● **GOAL**
Check each line below for "tronco" and report how many have it, nothing else.

● **RECORDS TO PROCESS**
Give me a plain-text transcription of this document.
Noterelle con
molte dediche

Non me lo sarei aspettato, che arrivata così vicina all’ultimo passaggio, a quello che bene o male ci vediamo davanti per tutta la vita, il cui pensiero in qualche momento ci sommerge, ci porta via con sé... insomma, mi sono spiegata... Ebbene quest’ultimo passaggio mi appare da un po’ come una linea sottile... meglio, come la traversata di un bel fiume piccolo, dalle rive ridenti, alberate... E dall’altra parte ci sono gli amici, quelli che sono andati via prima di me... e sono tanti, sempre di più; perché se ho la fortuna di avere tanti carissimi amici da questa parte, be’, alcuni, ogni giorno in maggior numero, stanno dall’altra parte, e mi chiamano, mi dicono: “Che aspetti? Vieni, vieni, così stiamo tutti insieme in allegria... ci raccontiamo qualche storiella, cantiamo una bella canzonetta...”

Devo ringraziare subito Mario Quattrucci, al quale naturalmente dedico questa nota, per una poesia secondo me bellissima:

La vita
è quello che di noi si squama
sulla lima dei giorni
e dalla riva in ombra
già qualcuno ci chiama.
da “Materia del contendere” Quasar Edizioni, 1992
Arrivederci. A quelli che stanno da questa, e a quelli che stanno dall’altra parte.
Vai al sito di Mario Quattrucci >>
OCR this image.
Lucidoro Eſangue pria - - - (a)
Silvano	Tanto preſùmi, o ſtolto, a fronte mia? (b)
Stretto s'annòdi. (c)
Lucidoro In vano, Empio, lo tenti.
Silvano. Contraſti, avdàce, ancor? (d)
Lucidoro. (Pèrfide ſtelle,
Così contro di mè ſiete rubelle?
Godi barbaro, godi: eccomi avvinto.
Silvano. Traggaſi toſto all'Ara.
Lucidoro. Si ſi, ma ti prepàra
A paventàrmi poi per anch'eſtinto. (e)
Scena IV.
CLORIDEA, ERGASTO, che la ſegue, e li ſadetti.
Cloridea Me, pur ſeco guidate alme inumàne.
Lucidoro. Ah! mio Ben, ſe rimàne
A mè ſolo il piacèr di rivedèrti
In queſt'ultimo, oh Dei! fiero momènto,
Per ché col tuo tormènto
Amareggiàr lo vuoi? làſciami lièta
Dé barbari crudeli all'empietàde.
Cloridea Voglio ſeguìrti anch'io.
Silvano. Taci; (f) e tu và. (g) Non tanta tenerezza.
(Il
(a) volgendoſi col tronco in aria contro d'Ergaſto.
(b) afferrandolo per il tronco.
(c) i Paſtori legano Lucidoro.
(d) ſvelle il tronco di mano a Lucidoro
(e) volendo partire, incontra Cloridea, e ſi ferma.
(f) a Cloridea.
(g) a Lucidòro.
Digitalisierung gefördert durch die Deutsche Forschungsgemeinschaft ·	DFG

● **IN RESPONSE**
3